____ DATASET ROWS

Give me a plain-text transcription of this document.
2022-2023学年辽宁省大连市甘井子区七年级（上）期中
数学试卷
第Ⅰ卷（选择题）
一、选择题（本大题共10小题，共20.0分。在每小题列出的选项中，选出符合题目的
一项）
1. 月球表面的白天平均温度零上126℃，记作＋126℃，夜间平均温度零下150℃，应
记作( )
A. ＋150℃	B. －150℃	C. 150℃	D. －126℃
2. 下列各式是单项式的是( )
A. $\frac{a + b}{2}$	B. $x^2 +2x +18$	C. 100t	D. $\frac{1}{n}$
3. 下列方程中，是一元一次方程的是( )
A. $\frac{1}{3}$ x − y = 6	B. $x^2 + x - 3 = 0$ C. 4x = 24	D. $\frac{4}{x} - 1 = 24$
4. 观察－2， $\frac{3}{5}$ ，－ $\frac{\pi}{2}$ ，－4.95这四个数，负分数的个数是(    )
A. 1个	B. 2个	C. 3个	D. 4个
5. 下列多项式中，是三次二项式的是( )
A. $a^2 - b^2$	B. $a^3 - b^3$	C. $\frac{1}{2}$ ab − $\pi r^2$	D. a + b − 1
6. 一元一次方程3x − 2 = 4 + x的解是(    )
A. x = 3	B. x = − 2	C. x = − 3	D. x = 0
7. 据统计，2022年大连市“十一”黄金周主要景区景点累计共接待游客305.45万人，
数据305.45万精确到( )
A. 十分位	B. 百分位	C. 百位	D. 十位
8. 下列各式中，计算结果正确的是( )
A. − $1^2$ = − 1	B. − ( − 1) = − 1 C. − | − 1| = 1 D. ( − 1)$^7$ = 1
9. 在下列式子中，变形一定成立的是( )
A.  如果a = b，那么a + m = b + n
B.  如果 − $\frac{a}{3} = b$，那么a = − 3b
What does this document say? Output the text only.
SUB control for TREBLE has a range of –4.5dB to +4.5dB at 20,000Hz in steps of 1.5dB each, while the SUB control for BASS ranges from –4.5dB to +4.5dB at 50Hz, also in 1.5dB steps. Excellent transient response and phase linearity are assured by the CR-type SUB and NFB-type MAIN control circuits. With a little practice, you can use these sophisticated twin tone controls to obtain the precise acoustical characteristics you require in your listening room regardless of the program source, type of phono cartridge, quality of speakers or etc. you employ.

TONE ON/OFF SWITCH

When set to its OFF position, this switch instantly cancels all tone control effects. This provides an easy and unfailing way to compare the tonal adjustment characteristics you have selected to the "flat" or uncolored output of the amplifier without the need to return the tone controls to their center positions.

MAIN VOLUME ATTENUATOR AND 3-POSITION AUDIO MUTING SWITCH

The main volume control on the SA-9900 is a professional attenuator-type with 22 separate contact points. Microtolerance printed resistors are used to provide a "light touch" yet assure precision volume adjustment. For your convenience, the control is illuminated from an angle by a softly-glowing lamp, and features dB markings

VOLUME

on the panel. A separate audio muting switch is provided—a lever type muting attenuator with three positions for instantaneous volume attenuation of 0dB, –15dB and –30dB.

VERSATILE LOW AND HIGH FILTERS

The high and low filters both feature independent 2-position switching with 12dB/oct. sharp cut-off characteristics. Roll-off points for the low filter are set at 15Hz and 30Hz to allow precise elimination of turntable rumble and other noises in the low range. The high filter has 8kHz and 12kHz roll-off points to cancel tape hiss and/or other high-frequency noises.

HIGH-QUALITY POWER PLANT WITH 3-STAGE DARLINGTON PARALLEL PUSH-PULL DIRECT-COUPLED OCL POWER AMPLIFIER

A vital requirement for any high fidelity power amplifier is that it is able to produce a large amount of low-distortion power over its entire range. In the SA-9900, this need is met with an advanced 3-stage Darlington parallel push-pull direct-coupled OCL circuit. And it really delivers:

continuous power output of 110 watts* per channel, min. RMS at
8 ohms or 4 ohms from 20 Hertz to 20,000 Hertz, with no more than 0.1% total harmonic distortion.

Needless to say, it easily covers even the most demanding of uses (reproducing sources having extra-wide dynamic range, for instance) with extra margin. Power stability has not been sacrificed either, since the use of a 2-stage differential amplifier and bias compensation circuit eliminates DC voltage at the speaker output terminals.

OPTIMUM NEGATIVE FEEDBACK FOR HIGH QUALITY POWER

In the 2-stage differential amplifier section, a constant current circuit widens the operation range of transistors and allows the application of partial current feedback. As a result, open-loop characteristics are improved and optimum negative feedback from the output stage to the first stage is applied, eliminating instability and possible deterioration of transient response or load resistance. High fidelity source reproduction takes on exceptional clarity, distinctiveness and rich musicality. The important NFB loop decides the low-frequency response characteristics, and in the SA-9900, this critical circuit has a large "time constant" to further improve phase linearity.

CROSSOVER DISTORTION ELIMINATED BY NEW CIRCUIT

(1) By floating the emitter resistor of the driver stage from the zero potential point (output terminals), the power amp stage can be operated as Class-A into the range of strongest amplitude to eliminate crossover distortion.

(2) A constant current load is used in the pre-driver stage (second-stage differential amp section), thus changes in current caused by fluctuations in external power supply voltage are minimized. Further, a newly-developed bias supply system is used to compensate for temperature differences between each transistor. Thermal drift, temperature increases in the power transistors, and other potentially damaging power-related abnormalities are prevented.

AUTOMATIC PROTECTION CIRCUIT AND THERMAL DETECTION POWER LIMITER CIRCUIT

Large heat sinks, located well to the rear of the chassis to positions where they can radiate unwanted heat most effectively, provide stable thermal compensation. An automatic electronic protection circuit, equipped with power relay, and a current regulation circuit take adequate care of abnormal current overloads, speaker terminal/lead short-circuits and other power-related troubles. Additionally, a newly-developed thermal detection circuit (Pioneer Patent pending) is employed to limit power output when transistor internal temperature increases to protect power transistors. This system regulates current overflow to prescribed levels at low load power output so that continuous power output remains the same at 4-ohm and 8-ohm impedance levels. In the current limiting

________

# [WHAT THE TASK REQUIRES]
From the records above, please extract every line and repeat it exactly.

# [PROBLEM SOLUTION]
Give me a plain-text transcription of this document.
2022-2023学年辽宁省大连市甘井子区七年级（上）期中
数学试卷
第Ⅰ卷（选择题）
一、选择题（本大题共10小题，共20.0分。在每小题列出的选项中，选出符合题目的
一项）
1. 月球表面的白天平均温度零上126℃，记作＋126℃，夜间平均温度零下150℃，应
记作( )
A. ＋150℃	B. －150℃	C. 150℃	D. －126℃
2. 下列各式是单项式的是( )
A. $\frac{a + b}{2}$	B. $x^2 +2x +18$	C. 100t	D. $\frac{1}{n}$
3. 下列方程中，是一元一次方程的是( )
A. $\frac{1}{3}$ x − y = 6	B. $x^2 + x - 3 = 0$ C. 4x = 24	D. $\frac{4}{x} - 1 = 24$
4. 观察－2， $\frac{3}{5}$ ，－ $\frac{\pi}{2}$ ，－4.95这四个数，负分数的个数是(    )
A. 1个	B. 2个	C. 3个	D. 4个
5. 下列多项式中，是三次二项式的是( )
A. $a^2 - b^2$	B. $a^3 - b^3$	C. $\frac{1}{2}$ ab − $\pi r^2$	D. a + b − 1
6. 一元一次方程3x − 2 = 4 + x的解是(    )
A. x = 3	B. x = − 2	C. x = − 3	D. x = 0
7. 据统计，2022年大连市“十一”黄金周主要景区景点累计共接待游客305.45万人，
数据305.45万精确到( )
A. 十分位	B. 百分位	C. 百位	D. 十位
8. 下列各式中，计算结果正确的是( )
A. − $1^2$ = − 1	B. − ( − 1) = − 1 C. − | − 1| = 1 D. ( − 1)$^7$ = 1
9. 在下列式子中，变形一定成立的是( )
A.  如果a = b，那么a + m = b + n
B.  如果 − $\frac{a}{3} = b$，那么a = − 3b
What does this document say? Output the text only.
SUB control for TREBLE has a range of –4.5dB to +4.5dB at 20,000Hz in steps of 1.5dB each, while the SUB control for BASS ranges from –4.5dB to +4.5dB at 50Hz, also in 1.5dB steps. Excellent transient response and phase linearity are assured by the CR-type SUB and NFB-type MAIN control circuits. With a little practice, you can use these sophisticated twin tone controls to obtain the precise acoustical characteristics you require in your listening room regardless of the program source, type of phono cartridge, quality of speakers or etc. you employ.

TONE ON/OFF SWITCH

When set to its OFF position, this switch instantly cancels all tone control effects. This provides an easy and unfailing way to compare the tonal adjustment characteristics you have selected to the "flat" or uncolored output of the amplifier without the need to return the tone controls to their center positions.

MAIN VOLUME ATTENUATOR AND 3-POSITION AUDIO MUTING SWITCH

The main volume control on the SA-9900 is a professional attenuator-type with 22 separate contact points. Microtolerance printed resistors are used to provide a "light touch" yet assure precision volume adjustment. For your convenience, the control is illuminated from an angle by a softly-glowing lamp, and features dB markings

VOLUME

on the panel. A separate audio muting switch is provided—a lever type muting attenuator with three positions for instantaneous volume attenuation of 0dB, –15dB and –30dB.

VERSATILE LOW AND HIGH FILTERS

The high and low filters both feature independent 2-position switching with 12dB/oct. sharp cut-off characteristics. Roll-off points for the low filter are set at 15Hz and 30Hz to allow precise elimination of turntable rumble and other noises in the low range. The high filter has 8kHz and 12kHz roll-off points to cancel tape hiss and/or other high-frequency noises.

HIGH-QUALITY POWER PLANT WITH 3-STAGE DARLINGTON PARALLEL PUSH-PULL DIRECT-COUPLED OCL POWER AMPLIFIER

A vital requirement for any high fidelity power amplifier is that it is able to produce a large amount of low-distortion power over its entire range. In the SA-9900, this need is met with an advanced 3-stage Darlington parallel push-pull direct-coupled OCL circuit. And it really delivers:

continuous power output of 110 watts* per channel, min. RMS at
8 ohms or 4 ohms from 20 Hertz to 20,000 Hertz, with no more than 0.1% total harmonic distortion.

Needless to say, it easily covers even the most demanding of uses (reproducing sources having extra-wide dynamic range, for instance) with extra margin. Power stability has not been sacrificed either, since the use of a 2-stage differential amplifier and bias compensation circuit eliminates DC voltage at the speaker output terminals.

OPTIMUM NEGATIVE FEEDBACK FOR HIGH QUALITY POWER

In the 2-stage differential amplifier section, a constant current circuit widens the operation range of transistors and allows the application of partial current feedback. As a result, open-loop characteristics are improved and optimum negative feedback from the output stage to the first stage is applied, eliminating instability and possible deterioration of transient response or load resistance. High fidelity source reproduction takes on exceptional clarity, distinctiveness and rich musicality. The important NFB loop decides the low-frequency response characteristics, and in the SA-9900, this critical circuit has a large "time constant" to further improve phase linearity.

CROSSOVER DISTORTION ELIMINATED BY NEW CIRCUIT

(1) By floating the emitter resistor of the driver stage from the zero potential point (output terminals), the power amp stage can be operated as Class-A into the range of strongest amplitude to eliminate crossover distortion.

(2) A constant current load is used in the pre-driver stage (second-stage differential amp section), thus changes in current caused by fluctuations in external power supply voltage are minimized. Further, a newly-developed bias supply system is used to compensate for temperature differences between each transistor. Thermal drift, temperature increases in the power transistors, and other potentially damaging power-related abnormalities are prevented.

AUTOMATIC PROTECTION CIRCUIT AND THERMAL DETECTION POWER LIMITER CIRCUIT

Large heat sinks, located well to the rear of the chassis to positions where they can radiate unwanted heat most effectively, provide stable thermal compensation. An automatic electronic protection circuit, equipped with power relay, and a current regulation circuit take adequate care of abnormal current overloads, speaker terminal/lead short-circuits and other power-related troubles. Additionally, a newly-developed thermal detection circuit (Pioneer Patent pending) is employed to limit power output when transistor internal temperature increases to protect power transistors. This system regulates current overflow to prescribed levels at low load power output so that continuous power output remains the same at 4-ohm and 8-ohm impedance levels. In the current limiting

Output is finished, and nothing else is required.